▸ **WHAT IS BEING ASKED**
Provide only the number of lines in the data below that contain the word "screenshot".

▸ **ENTRIES SHOWN**
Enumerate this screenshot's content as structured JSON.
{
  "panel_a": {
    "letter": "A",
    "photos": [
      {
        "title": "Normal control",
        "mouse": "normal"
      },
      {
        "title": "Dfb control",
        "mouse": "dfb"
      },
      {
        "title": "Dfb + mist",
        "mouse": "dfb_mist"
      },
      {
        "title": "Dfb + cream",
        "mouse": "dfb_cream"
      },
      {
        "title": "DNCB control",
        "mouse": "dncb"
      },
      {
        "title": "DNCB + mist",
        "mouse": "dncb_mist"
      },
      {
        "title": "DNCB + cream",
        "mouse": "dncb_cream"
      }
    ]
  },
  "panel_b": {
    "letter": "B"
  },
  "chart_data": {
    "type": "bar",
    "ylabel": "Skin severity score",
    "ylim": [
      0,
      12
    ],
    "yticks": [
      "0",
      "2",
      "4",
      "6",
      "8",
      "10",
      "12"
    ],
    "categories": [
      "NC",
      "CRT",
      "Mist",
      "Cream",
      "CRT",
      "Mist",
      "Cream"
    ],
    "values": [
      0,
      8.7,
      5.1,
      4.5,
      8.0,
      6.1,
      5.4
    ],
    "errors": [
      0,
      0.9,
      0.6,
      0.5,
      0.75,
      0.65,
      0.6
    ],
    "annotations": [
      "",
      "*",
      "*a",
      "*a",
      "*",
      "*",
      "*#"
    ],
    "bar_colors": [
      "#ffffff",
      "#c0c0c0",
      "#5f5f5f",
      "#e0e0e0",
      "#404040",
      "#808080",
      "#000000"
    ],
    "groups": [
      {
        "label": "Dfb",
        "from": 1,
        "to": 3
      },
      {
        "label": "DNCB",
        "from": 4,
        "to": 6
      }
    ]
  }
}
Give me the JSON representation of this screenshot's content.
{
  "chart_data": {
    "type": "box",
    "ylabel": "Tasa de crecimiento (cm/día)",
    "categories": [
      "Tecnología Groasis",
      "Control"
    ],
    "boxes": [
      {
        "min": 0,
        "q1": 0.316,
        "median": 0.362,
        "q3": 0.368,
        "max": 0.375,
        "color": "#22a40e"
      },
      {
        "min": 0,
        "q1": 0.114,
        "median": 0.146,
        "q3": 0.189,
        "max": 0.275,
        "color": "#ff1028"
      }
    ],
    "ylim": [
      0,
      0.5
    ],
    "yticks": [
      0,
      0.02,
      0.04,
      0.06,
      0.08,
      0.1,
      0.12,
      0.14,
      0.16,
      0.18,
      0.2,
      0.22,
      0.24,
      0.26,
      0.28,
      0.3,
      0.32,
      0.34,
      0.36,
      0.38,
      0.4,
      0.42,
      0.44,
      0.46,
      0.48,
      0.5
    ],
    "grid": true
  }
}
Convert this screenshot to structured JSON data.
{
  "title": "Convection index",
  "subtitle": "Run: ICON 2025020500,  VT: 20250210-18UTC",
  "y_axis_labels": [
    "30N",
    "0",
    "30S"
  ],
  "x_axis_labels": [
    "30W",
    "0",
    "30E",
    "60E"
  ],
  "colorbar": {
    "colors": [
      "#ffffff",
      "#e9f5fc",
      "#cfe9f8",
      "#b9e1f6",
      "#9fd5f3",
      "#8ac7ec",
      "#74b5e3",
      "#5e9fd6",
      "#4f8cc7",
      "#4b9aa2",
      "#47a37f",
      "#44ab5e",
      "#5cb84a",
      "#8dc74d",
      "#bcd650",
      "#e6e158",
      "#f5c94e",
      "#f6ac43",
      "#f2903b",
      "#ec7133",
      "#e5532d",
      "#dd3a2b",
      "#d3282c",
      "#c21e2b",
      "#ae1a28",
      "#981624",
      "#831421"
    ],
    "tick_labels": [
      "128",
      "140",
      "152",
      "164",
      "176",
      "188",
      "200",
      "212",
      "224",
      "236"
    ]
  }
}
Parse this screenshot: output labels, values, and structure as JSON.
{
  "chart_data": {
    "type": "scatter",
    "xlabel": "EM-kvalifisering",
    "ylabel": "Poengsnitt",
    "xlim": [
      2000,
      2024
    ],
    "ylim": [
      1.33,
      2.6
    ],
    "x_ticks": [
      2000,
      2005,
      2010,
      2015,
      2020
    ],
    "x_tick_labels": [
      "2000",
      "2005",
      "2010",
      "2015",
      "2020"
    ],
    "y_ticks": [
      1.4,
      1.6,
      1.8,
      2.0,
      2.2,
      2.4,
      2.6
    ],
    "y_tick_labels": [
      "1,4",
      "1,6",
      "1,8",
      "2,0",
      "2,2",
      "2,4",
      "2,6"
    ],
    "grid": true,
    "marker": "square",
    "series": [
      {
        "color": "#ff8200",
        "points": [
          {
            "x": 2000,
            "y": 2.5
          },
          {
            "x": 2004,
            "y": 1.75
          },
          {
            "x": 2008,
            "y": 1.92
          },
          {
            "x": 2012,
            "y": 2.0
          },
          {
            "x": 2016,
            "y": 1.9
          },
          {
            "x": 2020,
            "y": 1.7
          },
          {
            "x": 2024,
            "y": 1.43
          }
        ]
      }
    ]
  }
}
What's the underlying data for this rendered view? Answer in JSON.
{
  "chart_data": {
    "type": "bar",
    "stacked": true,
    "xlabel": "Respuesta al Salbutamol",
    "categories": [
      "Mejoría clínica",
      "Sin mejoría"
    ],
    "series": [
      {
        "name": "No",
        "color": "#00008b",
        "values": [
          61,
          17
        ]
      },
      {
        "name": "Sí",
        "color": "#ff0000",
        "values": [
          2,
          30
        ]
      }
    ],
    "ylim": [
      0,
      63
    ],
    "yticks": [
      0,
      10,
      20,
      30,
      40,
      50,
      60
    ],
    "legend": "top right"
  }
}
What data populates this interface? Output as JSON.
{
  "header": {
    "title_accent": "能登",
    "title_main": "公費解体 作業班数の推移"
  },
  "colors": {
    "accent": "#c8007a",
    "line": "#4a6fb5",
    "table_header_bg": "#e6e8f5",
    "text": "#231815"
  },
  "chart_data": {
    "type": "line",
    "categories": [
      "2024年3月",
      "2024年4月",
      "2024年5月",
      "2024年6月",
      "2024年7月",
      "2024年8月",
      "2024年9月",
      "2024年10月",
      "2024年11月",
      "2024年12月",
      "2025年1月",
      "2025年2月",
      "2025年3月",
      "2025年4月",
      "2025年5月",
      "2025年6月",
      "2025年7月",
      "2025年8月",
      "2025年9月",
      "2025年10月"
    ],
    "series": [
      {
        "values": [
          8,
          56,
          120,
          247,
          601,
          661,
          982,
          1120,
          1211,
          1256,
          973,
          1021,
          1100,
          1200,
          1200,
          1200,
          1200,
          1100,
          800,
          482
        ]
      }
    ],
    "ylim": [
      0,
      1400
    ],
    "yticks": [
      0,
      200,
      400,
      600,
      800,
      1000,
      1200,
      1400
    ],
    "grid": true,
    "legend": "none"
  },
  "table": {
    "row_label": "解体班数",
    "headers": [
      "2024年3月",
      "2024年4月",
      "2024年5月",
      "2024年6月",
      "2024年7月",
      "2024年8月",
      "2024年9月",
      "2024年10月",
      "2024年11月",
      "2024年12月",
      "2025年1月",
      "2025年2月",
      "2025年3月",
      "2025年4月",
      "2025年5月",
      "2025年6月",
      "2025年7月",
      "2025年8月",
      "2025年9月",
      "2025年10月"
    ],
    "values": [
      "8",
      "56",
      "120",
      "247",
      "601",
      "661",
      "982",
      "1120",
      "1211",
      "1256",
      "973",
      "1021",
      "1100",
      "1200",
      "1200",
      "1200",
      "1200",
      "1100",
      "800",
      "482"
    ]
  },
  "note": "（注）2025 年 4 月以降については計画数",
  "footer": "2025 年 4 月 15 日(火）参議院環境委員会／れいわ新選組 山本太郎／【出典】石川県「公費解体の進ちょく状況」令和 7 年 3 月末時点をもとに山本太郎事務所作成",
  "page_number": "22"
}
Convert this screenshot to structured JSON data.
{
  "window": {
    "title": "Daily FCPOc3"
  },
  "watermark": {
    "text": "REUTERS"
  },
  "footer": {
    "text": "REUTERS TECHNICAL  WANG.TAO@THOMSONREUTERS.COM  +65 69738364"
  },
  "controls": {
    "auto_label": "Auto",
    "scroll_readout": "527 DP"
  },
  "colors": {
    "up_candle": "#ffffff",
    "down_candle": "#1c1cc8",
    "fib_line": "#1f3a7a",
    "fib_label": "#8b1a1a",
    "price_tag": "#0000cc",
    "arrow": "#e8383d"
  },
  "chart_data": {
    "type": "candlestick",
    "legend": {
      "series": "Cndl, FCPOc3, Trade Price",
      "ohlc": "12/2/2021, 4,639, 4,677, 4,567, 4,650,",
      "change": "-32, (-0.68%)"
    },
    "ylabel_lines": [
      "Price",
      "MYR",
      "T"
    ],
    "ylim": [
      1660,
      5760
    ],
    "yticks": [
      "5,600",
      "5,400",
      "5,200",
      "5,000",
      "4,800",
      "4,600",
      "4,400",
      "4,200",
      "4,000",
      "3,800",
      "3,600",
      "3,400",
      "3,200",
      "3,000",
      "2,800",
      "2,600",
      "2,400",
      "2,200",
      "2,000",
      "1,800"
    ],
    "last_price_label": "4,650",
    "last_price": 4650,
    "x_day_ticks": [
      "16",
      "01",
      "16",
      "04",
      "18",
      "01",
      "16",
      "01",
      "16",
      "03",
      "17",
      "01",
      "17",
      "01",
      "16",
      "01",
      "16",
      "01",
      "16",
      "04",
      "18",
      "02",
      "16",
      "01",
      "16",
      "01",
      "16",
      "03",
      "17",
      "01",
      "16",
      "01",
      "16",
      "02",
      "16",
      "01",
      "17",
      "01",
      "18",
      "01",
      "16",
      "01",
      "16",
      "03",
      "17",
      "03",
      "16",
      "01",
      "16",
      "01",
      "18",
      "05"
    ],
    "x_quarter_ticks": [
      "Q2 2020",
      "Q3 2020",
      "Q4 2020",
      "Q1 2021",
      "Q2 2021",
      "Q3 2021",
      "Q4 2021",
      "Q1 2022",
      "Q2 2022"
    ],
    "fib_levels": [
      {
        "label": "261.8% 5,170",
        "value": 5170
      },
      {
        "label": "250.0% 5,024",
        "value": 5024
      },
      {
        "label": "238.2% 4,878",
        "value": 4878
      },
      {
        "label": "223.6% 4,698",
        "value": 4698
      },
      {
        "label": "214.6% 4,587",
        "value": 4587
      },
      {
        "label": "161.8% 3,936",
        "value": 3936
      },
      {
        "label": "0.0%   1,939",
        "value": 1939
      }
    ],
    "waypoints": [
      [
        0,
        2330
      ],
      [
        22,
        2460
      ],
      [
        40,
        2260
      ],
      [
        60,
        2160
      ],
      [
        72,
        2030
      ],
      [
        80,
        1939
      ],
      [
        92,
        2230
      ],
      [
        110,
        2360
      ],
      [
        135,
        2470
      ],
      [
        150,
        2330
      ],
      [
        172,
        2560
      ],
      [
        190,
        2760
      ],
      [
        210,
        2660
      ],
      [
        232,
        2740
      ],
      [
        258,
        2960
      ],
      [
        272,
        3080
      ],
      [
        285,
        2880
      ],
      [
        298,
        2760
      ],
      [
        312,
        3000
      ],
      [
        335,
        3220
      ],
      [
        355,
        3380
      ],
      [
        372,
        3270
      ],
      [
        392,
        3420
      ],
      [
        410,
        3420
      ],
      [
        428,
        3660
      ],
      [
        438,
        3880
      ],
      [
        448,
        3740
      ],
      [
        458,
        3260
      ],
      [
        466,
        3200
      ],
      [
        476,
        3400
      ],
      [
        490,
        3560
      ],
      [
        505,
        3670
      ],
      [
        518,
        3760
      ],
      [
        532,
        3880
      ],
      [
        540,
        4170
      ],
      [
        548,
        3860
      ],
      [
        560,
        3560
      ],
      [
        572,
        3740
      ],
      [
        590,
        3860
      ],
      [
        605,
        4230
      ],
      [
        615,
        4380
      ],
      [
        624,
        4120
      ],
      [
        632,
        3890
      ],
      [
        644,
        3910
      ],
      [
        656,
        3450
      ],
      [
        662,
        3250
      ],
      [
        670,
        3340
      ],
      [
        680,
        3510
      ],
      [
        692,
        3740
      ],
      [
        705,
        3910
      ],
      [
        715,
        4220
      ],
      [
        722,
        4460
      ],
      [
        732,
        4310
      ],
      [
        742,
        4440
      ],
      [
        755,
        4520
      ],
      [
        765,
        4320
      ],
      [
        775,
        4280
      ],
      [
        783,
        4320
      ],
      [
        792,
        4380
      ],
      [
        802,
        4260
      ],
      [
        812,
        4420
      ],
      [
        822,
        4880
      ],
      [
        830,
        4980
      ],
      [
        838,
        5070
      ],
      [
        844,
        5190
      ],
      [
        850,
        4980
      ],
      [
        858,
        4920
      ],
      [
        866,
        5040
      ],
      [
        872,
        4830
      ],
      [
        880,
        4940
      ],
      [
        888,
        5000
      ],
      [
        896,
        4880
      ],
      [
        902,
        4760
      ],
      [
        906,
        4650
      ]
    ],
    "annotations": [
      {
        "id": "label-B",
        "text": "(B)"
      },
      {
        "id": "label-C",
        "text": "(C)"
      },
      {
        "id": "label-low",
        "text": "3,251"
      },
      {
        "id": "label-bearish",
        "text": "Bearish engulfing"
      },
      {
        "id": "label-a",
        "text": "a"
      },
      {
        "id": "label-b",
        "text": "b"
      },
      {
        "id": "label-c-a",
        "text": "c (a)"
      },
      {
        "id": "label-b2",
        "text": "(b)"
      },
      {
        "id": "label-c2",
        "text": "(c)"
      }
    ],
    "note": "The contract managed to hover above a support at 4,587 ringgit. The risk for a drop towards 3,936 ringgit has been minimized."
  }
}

▸ **REPLY**
5